- **Written exercise**: Take the line that contains "Read out every word on this page." as the first and the last line of the material as the final one; set down exactly the lines in that span.

- **Data to process**:
+++

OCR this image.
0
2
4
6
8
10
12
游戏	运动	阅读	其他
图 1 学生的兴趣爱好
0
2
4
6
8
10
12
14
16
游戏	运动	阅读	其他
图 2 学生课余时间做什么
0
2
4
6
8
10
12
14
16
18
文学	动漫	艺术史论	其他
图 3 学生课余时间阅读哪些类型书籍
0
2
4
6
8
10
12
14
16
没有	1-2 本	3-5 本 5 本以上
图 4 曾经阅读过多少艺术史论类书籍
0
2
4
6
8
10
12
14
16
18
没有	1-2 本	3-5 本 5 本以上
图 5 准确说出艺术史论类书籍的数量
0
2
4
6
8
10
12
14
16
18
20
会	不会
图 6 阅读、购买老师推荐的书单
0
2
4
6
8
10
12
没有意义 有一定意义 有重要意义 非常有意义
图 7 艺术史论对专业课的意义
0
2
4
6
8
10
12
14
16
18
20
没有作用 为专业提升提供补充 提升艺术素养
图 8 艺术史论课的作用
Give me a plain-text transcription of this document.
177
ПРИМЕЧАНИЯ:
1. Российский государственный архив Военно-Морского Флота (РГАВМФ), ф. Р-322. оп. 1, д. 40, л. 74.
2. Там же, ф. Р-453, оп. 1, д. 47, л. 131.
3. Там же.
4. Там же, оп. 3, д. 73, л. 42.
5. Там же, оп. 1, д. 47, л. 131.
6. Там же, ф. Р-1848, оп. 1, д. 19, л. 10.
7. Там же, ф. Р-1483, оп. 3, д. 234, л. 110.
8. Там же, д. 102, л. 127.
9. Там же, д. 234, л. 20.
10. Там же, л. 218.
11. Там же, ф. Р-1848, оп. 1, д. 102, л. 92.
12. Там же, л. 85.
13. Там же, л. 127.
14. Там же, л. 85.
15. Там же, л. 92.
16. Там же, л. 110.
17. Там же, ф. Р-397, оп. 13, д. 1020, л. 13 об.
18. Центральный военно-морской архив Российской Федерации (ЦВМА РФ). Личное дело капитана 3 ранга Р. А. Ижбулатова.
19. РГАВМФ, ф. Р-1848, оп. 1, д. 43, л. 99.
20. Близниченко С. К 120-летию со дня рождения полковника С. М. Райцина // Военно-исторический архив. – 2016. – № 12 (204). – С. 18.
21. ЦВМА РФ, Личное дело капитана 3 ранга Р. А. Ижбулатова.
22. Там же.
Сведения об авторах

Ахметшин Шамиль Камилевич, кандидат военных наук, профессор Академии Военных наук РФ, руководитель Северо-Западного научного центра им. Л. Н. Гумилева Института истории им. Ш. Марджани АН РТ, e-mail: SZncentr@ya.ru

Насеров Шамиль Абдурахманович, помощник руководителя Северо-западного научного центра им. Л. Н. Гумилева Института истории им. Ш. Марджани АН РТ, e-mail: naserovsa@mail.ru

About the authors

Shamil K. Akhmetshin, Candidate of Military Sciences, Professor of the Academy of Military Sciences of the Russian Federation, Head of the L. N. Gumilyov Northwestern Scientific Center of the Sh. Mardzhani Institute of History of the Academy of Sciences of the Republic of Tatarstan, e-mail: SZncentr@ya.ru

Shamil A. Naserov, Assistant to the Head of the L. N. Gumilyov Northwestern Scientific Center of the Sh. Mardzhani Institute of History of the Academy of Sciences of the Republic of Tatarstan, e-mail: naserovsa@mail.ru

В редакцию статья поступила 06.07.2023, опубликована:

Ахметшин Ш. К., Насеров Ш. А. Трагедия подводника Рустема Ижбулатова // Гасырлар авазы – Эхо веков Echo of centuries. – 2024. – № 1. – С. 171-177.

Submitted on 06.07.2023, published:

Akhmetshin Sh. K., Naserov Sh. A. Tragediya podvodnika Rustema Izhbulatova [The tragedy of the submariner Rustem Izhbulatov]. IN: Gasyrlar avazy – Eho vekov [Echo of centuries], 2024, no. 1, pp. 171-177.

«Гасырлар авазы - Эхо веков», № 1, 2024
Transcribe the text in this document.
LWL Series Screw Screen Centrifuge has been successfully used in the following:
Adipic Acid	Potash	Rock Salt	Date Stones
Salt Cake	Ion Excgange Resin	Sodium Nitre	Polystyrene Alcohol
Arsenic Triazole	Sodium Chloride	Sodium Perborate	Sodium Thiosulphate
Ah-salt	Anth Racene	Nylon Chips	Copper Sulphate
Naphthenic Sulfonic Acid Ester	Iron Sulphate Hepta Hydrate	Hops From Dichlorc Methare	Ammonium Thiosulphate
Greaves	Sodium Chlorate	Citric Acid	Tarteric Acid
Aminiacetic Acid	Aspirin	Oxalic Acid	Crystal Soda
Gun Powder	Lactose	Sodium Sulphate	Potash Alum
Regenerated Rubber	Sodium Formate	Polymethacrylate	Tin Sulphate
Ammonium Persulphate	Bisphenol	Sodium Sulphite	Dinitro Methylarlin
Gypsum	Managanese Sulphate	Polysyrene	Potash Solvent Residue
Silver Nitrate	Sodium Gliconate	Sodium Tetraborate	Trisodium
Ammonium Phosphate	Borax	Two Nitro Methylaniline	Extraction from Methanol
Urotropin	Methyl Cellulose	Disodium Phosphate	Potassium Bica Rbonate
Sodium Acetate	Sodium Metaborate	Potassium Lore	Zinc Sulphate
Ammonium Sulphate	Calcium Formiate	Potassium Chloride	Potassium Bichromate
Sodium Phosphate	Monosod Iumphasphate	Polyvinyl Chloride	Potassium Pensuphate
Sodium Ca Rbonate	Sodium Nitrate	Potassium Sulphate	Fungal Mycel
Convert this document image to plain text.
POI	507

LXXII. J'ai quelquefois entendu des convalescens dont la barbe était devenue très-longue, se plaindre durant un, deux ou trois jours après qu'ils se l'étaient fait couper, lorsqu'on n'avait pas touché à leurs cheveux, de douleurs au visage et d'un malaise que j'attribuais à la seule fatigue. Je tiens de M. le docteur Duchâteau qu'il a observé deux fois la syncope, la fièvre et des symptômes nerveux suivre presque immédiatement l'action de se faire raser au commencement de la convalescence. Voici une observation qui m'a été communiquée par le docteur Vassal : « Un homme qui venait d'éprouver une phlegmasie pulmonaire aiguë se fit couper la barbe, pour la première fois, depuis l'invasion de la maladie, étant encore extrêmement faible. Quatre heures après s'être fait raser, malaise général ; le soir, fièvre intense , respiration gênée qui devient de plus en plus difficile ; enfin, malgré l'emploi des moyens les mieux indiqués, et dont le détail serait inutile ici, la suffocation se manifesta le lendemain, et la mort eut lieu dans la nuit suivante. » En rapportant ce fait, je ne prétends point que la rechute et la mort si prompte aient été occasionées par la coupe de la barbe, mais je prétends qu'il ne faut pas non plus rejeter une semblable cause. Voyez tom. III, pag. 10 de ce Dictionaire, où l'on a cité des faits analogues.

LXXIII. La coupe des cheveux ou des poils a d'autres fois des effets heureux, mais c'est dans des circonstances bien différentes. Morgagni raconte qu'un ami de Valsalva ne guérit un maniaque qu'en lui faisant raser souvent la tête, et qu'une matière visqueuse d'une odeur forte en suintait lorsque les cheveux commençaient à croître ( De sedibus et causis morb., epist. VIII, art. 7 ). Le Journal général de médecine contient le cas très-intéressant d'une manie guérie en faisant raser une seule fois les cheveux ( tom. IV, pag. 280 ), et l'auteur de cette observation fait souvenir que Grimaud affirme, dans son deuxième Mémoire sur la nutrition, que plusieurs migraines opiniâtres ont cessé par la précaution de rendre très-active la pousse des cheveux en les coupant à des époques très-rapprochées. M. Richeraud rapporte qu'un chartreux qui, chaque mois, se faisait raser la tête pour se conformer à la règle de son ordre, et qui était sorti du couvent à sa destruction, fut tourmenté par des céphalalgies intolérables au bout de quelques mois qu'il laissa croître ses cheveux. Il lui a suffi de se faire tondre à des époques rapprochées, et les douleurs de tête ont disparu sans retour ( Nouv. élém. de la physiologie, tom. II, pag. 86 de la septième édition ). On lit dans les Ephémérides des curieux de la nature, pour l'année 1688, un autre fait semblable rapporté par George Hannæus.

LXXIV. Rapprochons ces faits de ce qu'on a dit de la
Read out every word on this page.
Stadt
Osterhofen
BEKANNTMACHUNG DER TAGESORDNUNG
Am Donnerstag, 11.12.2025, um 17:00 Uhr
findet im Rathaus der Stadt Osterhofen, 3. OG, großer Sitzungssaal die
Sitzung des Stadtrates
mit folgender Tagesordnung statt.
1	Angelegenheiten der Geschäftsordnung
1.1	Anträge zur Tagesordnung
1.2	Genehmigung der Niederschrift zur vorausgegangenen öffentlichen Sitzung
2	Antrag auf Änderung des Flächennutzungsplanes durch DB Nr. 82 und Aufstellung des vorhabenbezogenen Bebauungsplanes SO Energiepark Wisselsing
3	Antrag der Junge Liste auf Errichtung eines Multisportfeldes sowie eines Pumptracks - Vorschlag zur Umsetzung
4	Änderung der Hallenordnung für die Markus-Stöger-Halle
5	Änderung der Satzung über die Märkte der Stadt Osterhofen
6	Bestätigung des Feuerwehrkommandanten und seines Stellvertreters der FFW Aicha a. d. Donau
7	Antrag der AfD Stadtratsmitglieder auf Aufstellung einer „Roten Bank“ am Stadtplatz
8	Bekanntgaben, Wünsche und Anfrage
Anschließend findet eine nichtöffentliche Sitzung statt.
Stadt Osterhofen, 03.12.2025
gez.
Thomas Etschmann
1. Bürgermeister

+++

- **Task result**:
Read out every word on this page.
Stadt
Osterhofen
BEKANNTMACHUNG DER TAGESORDNUNG
Am Donnerstag, 11.12.2025, um 17:00 Uhr
findet im Rathaus der Stadt Osterhofen, 3. OG, großer Sitzungssaal die
Sitzung des Stadtrates
mit folgender Tagesordnung statt.
1	Angelegenheiten der Geschäftsordnung
1.1	Anträge zur Tagesordnung
1.2	Genehmigung der Niederschrift zur vorausgegangenen öffentlichen Sitzung
2	Antrag auf Änderung des Flächennutzungsplanes durch DB Nr. 82 und Aufstellung des vorhabenbezogenen Bebauungsplanes SO Energiepark Wisselsing
3	Antrag der Junge Liste auf Errichtung eines Multisportfeldes sowie eines Pumptracks - Vorschlag zur Umsetzung
4	Änderung der Hallenordnung für die Markus-Stöger-Halle
5	Änderung der Satzung über die Märkte der Stadt Osterhofen
6	Bestätigung des Feuerwehrkommandanten und seines Stellvertreters der FFW Aicha a. d. Donau
7	Antrag der AfD Stadtratsmitglieder auf Aufstellung einer „Roten Bank“ am Stadtplatz
8	Bekanntgaben, Wünsche und Anfrage
Anschließend findet eine nichtöffentliche Sitzung statt.
Stadt Osterhofen, 03.12.2025
gez.
Thomas Etschmann
1. Bürgermeister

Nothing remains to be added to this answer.